━━━━━ Available records ━━━━━

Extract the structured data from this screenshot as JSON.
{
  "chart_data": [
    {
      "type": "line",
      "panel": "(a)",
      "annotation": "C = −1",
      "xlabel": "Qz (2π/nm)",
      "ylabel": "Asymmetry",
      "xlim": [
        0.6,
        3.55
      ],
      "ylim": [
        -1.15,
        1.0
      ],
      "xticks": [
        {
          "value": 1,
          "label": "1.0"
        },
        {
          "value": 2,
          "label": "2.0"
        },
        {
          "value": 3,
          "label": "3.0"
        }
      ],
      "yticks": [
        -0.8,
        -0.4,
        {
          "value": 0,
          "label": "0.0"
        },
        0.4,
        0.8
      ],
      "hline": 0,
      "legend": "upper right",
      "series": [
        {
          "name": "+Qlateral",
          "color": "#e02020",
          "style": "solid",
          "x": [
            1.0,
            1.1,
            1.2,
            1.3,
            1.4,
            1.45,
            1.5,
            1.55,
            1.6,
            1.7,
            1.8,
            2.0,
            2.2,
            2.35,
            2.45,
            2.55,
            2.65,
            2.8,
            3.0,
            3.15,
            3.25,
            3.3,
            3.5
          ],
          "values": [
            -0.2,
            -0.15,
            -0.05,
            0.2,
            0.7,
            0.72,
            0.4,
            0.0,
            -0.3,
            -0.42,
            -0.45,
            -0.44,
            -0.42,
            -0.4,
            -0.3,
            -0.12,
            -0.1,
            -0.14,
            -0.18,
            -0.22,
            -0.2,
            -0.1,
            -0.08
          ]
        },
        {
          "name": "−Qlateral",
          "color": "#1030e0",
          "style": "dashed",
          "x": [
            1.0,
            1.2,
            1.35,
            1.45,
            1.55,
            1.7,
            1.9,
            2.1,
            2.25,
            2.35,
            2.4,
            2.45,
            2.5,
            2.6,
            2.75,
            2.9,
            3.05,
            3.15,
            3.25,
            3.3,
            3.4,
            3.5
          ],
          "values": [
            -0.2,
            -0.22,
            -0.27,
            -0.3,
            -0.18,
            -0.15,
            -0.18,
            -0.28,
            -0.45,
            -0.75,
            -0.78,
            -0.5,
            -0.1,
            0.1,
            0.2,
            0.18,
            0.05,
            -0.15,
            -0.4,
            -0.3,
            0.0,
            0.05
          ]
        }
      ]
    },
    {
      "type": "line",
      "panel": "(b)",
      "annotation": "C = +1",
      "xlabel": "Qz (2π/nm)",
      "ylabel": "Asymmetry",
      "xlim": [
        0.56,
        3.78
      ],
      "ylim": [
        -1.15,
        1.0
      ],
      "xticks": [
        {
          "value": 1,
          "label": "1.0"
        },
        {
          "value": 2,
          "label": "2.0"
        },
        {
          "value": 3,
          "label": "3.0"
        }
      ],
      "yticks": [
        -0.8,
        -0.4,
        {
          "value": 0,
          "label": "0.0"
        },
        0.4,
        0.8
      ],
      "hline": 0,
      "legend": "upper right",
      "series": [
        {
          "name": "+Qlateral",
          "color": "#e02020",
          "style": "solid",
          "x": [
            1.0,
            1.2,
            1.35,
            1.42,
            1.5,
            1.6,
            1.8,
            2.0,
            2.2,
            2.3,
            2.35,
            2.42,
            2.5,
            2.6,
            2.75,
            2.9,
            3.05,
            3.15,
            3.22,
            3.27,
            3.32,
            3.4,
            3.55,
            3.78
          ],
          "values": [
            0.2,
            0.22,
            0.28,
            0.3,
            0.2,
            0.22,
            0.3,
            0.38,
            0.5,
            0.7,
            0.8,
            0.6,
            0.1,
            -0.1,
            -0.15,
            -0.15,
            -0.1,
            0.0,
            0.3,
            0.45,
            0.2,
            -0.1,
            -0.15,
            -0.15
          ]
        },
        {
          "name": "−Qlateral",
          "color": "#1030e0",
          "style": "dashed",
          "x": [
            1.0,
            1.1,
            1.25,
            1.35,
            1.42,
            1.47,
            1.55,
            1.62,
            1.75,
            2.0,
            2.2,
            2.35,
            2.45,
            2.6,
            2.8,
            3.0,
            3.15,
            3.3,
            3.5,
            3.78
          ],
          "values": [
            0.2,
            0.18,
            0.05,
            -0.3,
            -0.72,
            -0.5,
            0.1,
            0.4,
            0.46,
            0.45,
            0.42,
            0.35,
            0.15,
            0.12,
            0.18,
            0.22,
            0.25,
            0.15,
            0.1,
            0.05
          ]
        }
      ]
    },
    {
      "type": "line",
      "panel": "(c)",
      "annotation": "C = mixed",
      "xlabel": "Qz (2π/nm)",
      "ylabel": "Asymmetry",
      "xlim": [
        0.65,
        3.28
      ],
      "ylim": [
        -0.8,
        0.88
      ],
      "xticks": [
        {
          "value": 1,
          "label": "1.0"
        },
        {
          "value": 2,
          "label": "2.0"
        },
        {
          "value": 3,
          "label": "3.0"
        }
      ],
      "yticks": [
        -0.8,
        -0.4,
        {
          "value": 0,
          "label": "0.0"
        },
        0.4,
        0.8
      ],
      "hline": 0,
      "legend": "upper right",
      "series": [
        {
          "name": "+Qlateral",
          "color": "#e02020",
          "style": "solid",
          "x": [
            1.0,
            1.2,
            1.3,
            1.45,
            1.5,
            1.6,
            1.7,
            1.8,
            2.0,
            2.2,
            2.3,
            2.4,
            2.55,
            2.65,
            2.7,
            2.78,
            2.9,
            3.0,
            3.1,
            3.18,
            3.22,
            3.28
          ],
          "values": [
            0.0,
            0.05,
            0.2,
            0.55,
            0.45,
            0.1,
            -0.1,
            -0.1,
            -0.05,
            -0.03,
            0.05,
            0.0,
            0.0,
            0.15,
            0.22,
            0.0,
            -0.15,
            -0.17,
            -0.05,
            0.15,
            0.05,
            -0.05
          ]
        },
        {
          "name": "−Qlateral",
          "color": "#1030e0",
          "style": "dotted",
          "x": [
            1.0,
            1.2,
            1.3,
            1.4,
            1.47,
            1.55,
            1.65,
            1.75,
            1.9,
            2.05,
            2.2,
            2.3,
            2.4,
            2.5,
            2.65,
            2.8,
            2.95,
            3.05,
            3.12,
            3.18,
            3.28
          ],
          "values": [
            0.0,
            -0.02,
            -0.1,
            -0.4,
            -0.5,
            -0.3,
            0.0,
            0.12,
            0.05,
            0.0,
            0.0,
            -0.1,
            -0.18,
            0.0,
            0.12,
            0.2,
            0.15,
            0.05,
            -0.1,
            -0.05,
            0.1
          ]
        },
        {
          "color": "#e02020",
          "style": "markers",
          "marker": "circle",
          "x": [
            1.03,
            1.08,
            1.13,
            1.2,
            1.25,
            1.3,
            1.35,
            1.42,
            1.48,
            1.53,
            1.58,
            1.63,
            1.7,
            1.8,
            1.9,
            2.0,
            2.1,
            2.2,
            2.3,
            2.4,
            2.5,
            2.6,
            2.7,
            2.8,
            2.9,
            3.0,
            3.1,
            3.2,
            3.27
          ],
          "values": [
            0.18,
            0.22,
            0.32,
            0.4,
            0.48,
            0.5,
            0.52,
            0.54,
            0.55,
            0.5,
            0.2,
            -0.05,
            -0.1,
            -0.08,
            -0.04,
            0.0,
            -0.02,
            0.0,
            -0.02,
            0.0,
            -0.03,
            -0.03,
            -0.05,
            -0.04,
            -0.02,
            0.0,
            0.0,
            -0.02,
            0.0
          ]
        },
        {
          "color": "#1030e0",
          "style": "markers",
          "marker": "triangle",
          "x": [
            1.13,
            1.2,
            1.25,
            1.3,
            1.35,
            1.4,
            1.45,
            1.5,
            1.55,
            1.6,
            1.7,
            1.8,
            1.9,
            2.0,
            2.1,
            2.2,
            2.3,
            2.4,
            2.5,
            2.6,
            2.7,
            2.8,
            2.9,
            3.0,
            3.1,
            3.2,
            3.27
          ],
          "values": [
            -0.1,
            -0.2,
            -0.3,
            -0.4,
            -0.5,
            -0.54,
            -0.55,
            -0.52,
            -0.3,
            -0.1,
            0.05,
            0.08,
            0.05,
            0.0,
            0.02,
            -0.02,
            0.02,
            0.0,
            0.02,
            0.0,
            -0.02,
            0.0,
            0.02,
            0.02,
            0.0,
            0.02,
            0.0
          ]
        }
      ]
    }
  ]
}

━━━━━

Your instructions:
Copy out each line in the listing that has the word "annotation".

Exercise output:
      "annotation": "C = −1",
      "annotation": "C = +1",
      "annotation": "C = mixed",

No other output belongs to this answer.